Instructions for the task
The records below hold pictures; please leave those out and retype the rest exactly.
[start]
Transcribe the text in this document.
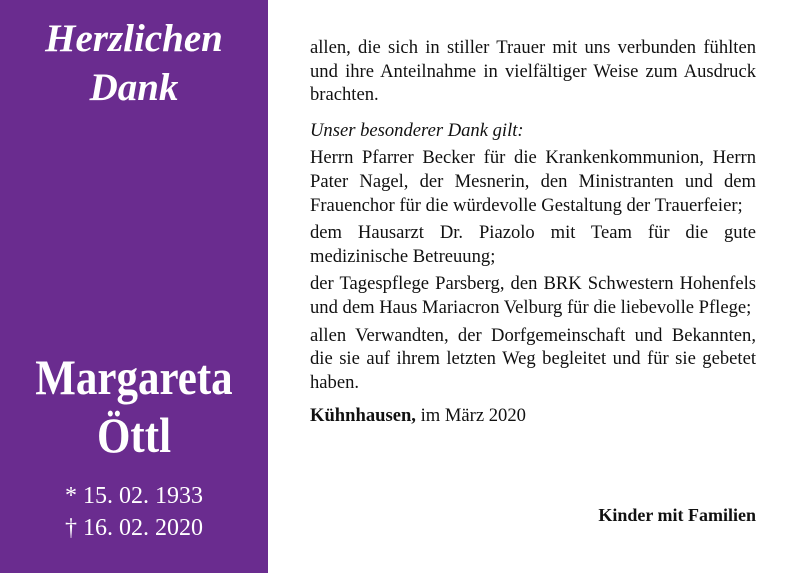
Herzlichen
Dank
Margareta
Öttl
* 15. 02. 1933
† 16. 02. 2020

allen, die sich in stiller Trauer mit uns verbunden fühlten und ihre Anteilnahme in vielfältiger Weise zum Ausdruck brachten.

Unser besonderer Dank gilt:

Herrn Pfarrer Becker für die Krankenkommunion, Herrn Pater Nagel, der Mesnerin, den Ministranten und dem Frauenchor für die würdevolle Gestaltung der Trauerfeier;

dem Hausarzt Dr. Piazolo mit Team für die gute medizinische Betreuung;

der Tagespflege Parsberg, den BRK Schwestern Hohenfels und dem Haus Mariacron Velburg für die liebevolle Pflege;

allen Verwandten, der Dorfgemeinschaft und Bekannten, die sie auf ihrem letzten Weg begleitet und für sie gebetet haben.

Kühnhausen, im März 2020

Kinder mit Familien
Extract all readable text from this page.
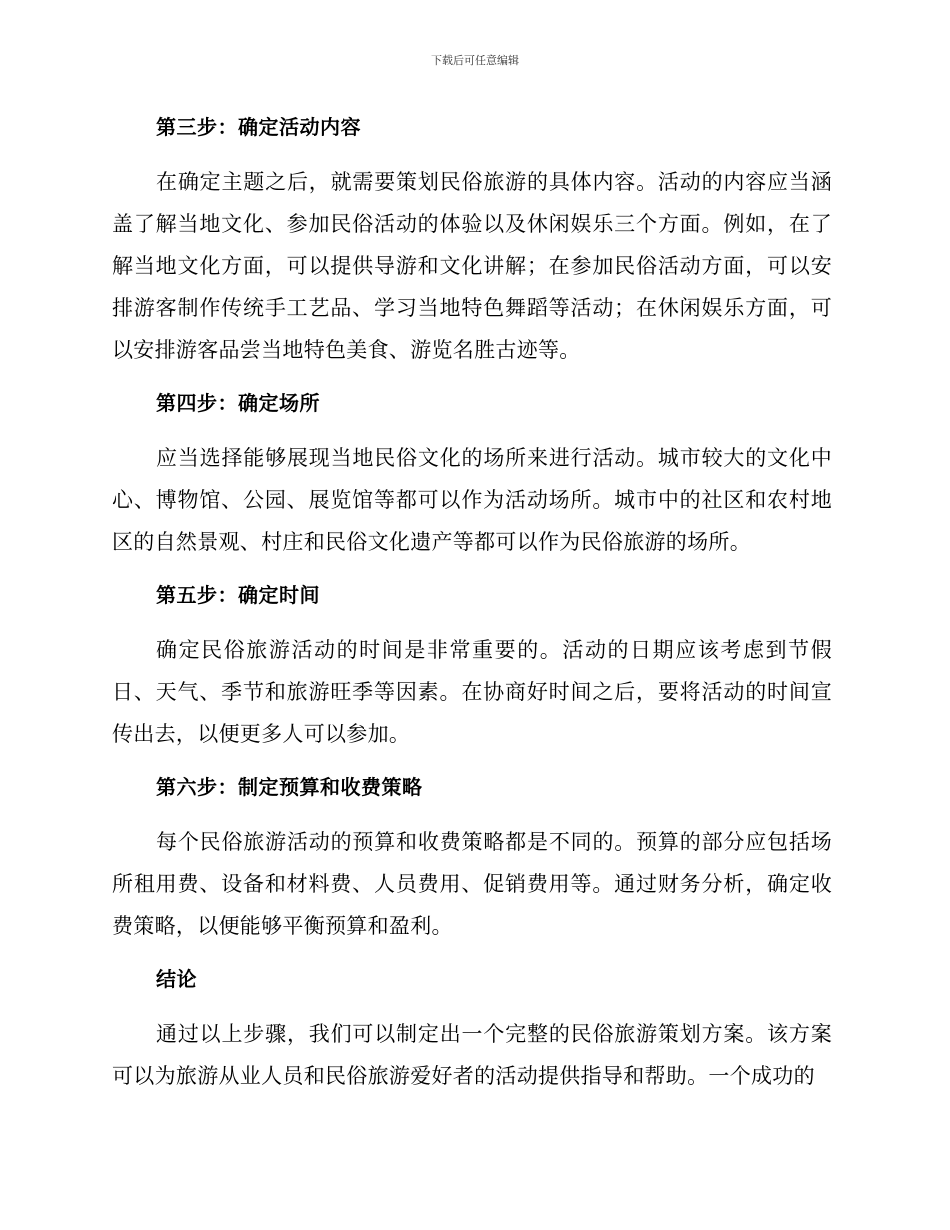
下载后可任意编辑
第三步：确定活动内容

在确定主题之后，就需要策划民俗旅游的具体内容。活动的内容应当涵盖了解当地文化、参加民俗活动的体验以及休闲娱乐三个方面。例如，在了解当地文化方面，可以提供导游和文化讲解；在参加民俗活动方面，可以安排游客制作传统手工艺品、学习当地特色舞蹈等活动；在休闲娱乐方面，可以安排游客品尝当地特色美食、游览名胜古迹等。

第四步：确定场所

应当选择能够展现当地民俗文化的场所来进行活动。城市较大的文化中心、博物馆、公园、展览馆等都可以作为活动场所。城市中的社区和农村地区的自然景观、村庄和民俗文化遗产等都可以作为民俗旅游的场所。

第五步：确定时间

确定民俗旅游活动的时间是非常重要的。活动的日期应该考虑到节假日、天气、季节和旅游旺季等因素。在协商好时间之后，要将活动的时间宣传出去，以便更多人可以参加。

第六步：制定预算和收费策略

每个民俗旅游活动的预算和收费策略都是不同的。预算的部分应包括场所租用费、设备和材料费、人员费用、促销费用等。通过财务分析，确定收费策略，以便能够平衡预算和盈利。

结论

通过以上步骤，我们可以制定出一个完整的民俗旅游策划方案。该方案可以为旅游从业人员和民俗旅游爱好者的活动提供指导和帮助。一个成功的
[end]
Output of the exercise
Transcribe the text in this document.
Herzlichen
Dank
Margareta
Öttl
* 15. 02. 1933
† 16. 02. 2020

allen, die sich in stiller Trauer mit uns verbunden fühlten und ihre Anteilnahme in vielfältiger Weise zum Ausdruck brachten.

Unser besonderer Dank gilt:

Herrn Pfarrer Becker für die Krankenkommunion, Herrn Pater Nagel, der Mesnerin, den Ministranten und dem Frauenchor für die würdevolle Gestaltung der Trauerfeier;

dem Hausarzt Dr. Piazolo mit Team für die gute medizinische Betreuung;

der Tagespflege Parsberg, den BRK Schwestern Hohenfels und dem Haus Mariacron Velburg für die liebevolle Pflege;

allen Verwandten, der Dorfgemeinschaft und Bekannten, die sie auf ihrem letzten Weg begleitet und für sie gebetet haben.

Kühnhausen, im März 2020

Kinder mit Familien
Extract all readable text from this page.
下载后可任意编辑
第三步：确定活动内容

在确定主题之后，就需要策划民俗旅游的具体内容。活动的内容应当涵盖了解当地文化、参加民俗活动的体验以及休闲娱乐三个方面。例如，在了解当地文化方面，可以提供导游和文化讲解；在参加民俗活动方面，可以安排游客制作传统手工艺品、学习当地特色舞蹈等活动；在休闲娱乐方面，可以安排游客品尝当地特色美食、游览名胜古迹等。

第四步：确定场所

应当选择能够展现当地民俗文化的场所来进行活动。城市较大的文化中心、博物馆、公园、展览馆等都可以作为活动场所。城市中的社区和农村地区的自然景观、村庄和民俗文化遗产等都可以作为民俗旅游的场所。

第五步：确定时间

确定民俗旅游活动的时间是非常重要的。活动的日期应该考虑到节假日、天气、季节和旅游旺季等因素。在协商好时间之后，要将活动的时间宣传出去，以便更多人可以参加。

第六步：制定预算和收费策略

每个民俗旅游活动的预算和收费策略都是不同的。预算的部分应包括场所租用费、设备和材料费、人员费用、促销费用等。通过财务分析，确定收费策略，以便能够平衡预算和盈利。

结论

通过以上步骤，我们可以制定出一个完整的民俗旅游策划方案。该方案可以为旅游从业人员和民俗旅游爱好者的活动提供指导和帮助。一个成功的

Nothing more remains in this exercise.